### Aim of the task
Single out the lines that include the word "rate". Copy them.

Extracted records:
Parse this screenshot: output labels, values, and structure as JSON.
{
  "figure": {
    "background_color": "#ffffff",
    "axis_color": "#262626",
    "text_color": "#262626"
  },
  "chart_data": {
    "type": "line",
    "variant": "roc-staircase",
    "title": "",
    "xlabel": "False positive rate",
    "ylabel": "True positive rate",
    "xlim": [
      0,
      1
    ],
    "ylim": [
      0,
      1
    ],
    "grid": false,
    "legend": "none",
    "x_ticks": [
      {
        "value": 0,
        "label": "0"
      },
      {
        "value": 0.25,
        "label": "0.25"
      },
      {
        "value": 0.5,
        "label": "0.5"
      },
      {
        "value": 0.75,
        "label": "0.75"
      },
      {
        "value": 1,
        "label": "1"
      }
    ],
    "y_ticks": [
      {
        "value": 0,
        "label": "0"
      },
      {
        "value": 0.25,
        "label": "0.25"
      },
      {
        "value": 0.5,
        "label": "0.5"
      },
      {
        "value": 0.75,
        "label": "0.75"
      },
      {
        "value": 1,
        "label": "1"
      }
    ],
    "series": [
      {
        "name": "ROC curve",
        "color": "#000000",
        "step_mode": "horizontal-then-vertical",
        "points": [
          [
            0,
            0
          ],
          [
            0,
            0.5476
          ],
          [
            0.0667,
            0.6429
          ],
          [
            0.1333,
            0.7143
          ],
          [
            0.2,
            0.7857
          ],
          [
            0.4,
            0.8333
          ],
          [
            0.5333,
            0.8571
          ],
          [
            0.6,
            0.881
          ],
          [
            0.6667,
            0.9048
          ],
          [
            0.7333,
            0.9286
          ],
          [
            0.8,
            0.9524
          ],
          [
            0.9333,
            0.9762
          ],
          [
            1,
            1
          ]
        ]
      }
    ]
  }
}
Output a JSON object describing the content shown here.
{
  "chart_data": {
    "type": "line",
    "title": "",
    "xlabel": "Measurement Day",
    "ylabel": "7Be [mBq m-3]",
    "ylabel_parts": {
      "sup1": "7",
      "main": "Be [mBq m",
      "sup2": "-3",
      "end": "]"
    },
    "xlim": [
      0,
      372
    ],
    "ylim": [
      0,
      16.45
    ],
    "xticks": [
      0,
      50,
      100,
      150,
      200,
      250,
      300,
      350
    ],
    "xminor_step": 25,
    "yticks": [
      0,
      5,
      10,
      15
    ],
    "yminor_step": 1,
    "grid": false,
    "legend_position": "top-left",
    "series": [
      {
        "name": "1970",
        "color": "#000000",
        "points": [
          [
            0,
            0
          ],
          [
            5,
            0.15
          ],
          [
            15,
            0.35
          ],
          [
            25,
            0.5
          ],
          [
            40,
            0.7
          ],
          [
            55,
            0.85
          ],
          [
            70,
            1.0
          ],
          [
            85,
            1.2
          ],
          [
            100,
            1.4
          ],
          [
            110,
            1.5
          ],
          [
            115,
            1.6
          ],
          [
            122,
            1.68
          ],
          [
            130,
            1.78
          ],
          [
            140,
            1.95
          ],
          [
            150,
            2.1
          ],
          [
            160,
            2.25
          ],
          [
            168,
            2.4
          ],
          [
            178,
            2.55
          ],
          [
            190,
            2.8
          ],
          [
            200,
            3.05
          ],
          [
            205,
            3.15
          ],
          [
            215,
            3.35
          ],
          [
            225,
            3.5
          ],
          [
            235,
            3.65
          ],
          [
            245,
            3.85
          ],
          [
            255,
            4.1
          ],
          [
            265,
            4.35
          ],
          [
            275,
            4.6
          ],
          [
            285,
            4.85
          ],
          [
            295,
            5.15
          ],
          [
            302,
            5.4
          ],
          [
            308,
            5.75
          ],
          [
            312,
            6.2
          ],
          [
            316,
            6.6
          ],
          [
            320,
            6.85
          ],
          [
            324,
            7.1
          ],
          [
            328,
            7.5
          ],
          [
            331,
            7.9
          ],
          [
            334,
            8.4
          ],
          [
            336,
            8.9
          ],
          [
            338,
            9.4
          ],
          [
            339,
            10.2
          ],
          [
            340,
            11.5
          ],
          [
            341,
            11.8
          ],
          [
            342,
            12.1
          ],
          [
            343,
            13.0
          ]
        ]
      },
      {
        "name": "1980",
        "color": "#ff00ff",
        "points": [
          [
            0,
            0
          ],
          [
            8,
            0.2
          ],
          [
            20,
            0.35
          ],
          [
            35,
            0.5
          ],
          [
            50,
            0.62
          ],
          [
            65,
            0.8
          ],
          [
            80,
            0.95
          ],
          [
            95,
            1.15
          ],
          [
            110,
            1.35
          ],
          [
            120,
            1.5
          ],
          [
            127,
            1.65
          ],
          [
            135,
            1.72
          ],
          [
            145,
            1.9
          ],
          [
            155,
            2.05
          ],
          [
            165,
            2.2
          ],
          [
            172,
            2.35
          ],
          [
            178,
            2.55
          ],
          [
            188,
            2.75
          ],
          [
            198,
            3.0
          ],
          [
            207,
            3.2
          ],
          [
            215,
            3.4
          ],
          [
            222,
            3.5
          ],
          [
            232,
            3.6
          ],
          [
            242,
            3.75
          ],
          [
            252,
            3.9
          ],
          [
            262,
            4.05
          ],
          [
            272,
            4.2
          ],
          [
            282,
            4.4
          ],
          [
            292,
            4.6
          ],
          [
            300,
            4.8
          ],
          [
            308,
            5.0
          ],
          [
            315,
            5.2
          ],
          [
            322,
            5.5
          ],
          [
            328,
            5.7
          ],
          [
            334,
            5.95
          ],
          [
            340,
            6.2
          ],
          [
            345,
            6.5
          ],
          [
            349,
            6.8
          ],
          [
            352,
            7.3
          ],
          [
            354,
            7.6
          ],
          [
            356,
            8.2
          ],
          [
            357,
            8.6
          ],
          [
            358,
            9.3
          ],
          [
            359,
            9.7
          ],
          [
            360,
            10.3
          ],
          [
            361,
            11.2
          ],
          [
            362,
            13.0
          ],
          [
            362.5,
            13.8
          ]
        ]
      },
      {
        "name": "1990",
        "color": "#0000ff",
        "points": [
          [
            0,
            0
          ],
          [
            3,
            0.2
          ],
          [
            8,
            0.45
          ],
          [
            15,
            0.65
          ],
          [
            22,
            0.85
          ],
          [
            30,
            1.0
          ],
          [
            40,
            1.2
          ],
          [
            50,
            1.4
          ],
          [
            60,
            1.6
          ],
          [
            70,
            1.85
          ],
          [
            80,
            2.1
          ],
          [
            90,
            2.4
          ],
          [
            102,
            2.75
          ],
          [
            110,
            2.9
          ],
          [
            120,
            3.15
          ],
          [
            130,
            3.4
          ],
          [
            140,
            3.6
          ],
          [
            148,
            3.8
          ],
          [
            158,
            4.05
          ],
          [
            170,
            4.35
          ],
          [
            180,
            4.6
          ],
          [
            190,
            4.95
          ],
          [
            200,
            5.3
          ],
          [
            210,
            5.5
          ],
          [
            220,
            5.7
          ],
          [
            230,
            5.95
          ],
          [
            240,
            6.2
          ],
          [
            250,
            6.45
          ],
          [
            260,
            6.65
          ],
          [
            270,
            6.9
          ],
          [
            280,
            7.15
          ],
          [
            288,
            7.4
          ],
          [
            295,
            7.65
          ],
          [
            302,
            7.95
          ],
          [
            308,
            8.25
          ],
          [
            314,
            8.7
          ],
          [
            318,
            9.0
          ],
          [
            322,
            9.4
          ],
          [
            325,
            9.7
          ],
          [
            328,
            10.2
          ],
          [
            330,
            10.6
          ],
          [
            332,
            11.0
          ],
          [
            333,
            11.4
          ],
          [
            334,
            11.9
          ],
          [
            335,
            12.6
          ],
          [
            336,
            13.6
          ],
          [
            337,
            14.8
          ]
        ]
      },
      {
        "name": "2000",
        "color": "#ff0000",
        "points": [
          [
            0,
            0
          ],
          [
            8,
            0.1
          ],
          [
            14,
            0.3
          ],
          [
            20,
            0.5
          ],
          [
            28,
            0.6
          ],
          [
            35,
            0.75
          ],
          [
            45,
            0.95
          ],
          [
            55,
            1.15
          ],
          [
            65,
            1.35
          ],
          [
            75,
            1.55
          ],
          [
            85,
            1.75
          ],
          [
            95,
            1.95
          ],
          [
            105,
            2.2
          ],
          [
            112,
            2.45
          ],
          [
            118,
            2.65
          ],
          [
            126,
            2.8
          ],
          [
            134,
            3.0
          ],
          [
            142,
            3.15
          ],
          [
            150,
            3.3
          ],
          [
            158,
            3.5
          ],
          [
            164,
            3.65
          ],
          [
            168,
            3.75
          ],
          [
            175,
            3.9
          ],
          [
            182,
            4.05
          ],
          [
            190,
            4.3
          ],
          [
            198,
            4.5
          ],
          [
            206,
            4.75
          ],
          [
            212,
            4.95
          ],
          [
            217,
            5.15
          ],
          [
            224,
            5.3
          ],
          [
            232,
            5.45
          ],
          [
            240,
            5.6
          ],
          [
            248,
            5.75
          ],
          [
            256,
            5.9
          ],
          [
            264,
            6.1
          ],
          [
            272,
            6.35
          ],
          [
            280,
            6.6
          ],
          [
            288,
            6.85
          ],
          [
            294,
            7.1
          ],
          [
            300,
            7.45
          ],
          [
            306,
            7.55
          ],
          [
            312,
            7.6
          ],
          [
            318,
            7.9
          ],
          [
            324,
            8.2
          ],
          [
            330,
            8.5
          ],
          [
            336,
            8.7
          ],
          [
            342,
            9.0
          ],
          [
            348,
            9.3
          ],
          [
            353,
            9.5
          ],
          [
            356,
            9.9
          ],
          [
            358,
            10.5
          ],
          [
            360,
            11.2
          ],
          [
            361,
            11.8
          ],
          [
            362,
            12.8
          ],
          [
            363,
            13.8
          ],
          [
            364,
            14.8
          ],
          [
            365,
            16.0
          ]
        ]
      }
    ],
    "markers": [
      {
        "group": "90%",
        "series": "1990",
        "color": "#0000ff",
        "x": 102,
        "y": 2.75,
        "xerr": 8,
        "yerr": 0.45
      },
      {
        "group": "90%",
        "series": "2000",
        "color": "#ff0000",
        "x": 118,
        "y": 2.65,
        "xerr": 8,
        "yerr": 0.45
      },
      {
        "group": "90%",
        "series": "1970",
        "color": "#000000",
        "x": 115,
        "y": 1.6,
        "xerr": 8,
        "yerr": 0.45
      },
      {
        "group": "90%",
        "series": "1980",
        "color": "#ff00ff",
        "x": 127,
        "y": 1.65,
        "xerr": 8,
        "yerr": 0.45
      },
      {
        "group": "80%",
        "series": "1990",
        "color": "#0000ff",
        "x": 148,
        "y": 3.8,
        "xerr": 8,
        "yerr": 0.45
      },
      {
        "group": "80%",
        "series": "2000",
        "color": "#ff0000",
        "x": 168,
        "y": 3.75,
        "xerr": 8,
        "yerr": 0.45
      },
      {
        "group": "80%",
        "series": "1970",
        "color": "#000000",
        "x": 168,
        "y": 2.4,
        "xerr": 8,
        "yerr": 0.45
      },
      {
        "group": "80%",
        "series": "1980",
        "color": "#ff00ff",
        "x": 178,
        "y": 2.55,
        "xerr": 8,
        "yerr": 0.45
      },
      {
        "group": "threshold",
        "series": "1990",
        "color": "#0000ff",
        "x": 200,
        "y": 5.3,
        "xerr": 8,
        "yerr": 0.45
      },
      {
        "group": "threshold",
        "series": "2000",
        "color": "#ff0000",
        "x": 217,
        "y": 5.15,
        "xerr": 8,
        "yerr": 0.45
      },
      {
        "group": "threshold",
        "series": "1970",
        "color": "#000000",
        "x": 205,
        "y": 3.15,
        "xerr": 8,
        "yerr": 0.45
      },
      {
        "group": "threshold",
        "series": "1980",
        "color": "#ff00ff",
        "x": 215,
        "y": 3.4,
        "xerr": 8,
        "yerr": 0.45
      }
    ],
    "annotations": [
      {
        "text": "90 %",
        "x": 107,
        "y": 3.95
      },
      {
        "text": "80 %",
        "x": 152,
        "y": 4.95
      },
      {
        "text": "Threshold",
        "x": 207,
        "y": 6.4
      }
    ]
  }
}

### Correct answer
    "xlabel": "False positive rate",
    "ylabel": "True positive rate",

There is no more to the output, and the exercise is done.